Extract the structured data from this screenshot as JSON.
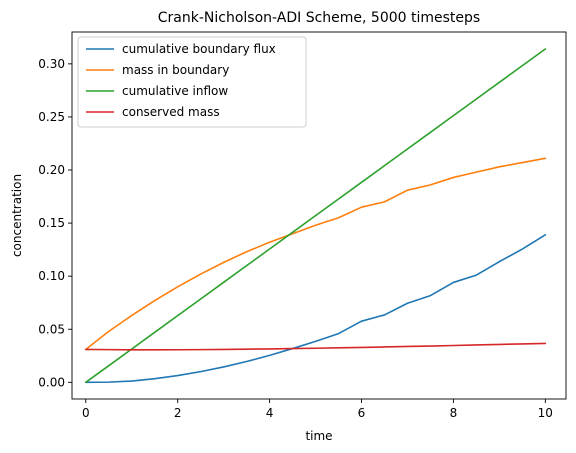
{
  "chart_data": {
    "type": "line",
    "title": "Crank-Nicholson-ADI Scheme, 5000 timesteps",
    "xlabel": "time",
    "ylabel": "concentration",
    "xlim": [
      -0.3,
      10.45
    ],
    "ylim": [
      -0.0157,
      0.33
    ],
    "xticks": [
      0,
      2,
      4,
      6,
      8,
      10
    ],
    "xtick_labels": [
      "0",
      "2",
      "4",
      "6",
      "8",
      "10"
    ],
    "yticks": [
      0.0,
      0.05,
      0.1,
      0.15,
      0.2,
      0.25,
      0.3
    ],
    "ytick_labels": [
      "0.00",
      "0.05",
      "0.10",
      "0.15",
      "0.20",
      "0.25",
      "0.30"
    ],
    "grid": false,
    "legend_position": "top-left",
    "x": [
      0,
      0.5,
      1,
      1.5,
      2,
      2.5,
      3,
      3.5,
      4,
      4.5,
      5,
      5.5,
      6,
      6.5,
      7,
      7.5,
      8,
      8.5,
      9,
      9.5,
      10
    ],
    "series": [
      {
        "name": "cumulative boundary flux",
        "color": "#1f77b4",
        "values": [
          0.0,
          0.0002,
          0.0012,
          0.0034,
          0.0064,
          0.0101,
          0.0145,
          0.0196,
          0.0254,
          0.0318,
          0.0386,
          0.0459,
          0.0576,
          0.0635,
          0.0745,
          0.0817,
          0.0941,
          0.101,
          0.1137,
          0.1255,
          0.139
        ]
      },
      {
        "name": "mass in boundary",
        "color": "#ff7f0e",
        "values": [
          0.031,
          0.048,
          0.063,
          0.077,
          0.09,
          0.102,
          0.113,
          0.123,
          0.132,
          0.14,
          0.148,
          0.155,
          0.165,
          0.17,
          0.181,
          0.186,
          0.193,
          0.198,
          0.203,
          0.207,
          0.211
        ]
      },
      {
        "name": "cumulative inflow",
        "color": "#2ca02c",
        "values": [
          0.0,
          0.0157,
          0.0314,
          0.0471,
          0.0628,
          0.0785,
          0.0942,
          0.1099,
          0.1256,
          0.1413,
          0.157,
          0.1727,
          0.1884,
          0.2041,
          0.2198,
          0.2355,
          0.2512,
          0.2669,
          0.2826,
          0.2983,
          0.314
        ]
      },
      {
        "name": "conserved mass",
        "color": "#d62728",
        "values": [
          0.031,
          0.0308,
          0.0306,
          0.0306,
          0.0307,
          0.0308,
          0.031,
          0.0312,
          0.0315,
          0.0318,
          0.0321,
          0.0325,
          0.0329,
          0.0333,
          0.0338,
          0.0342,
          0.0347,
          0.0352,
          0.0357,
          0.0362,
          0.0366
        ]
      }
    ]
  }
}
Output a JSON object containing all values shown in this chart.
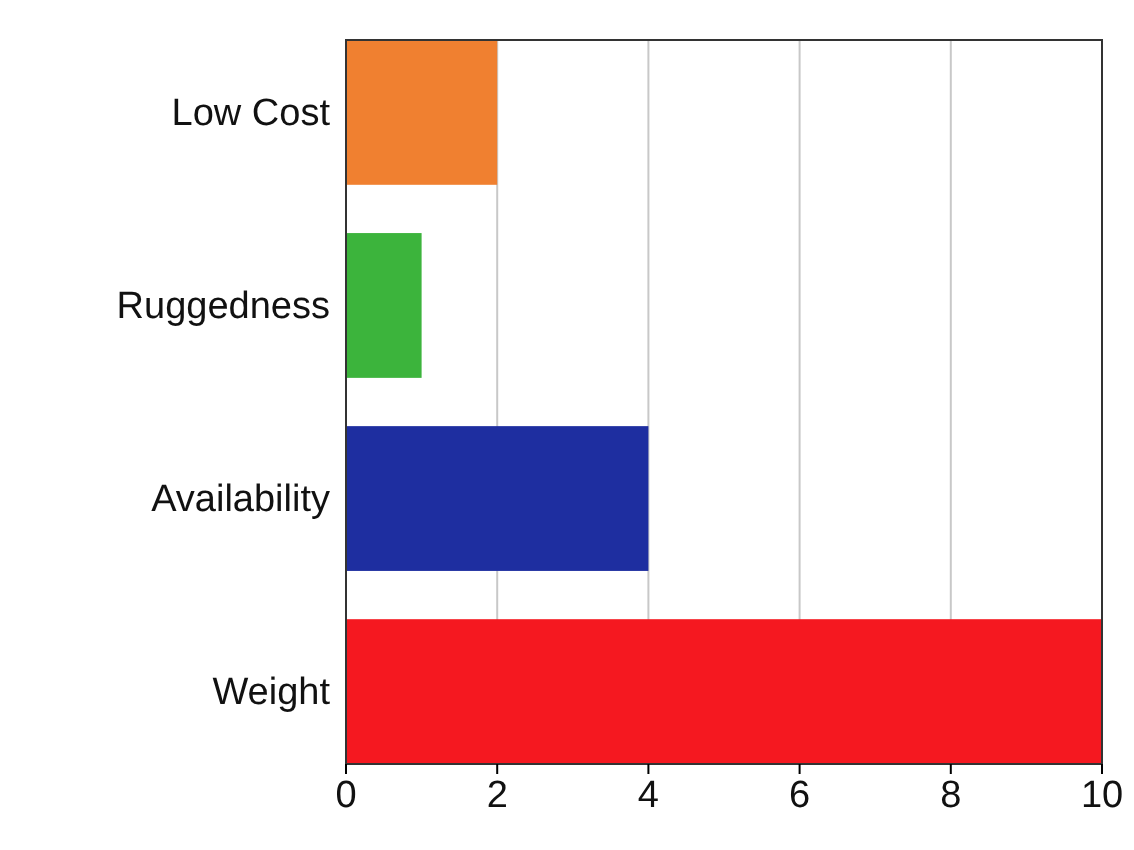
{
  "chart_data": {
    "type": "bar",
    "orientation": "horizontal",
    "categories": [
      "Low Cost",
      "Ruggedness",
      "Availability",
      "Weight"
    ],
    "values": [
      2,
      1,
      4,
      10
    ],
    "colors": [
      "#f08030",
      "#3cb43c",
      "#1e2ea0",
      "#f51820"
    ],
    "xlim": [
      0,
      10
    ],
    "xticks": [
      0,
      2,
      4,
      6,
      8,
      10
    ],
    "grid": "x"
  }
}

GOAL: Search the entries for the word "cumulative" and copy every line that has it.

EXPECTED ANSWER:
        "name": "cumulative boundary flux",
        "name": "cumulative inflow",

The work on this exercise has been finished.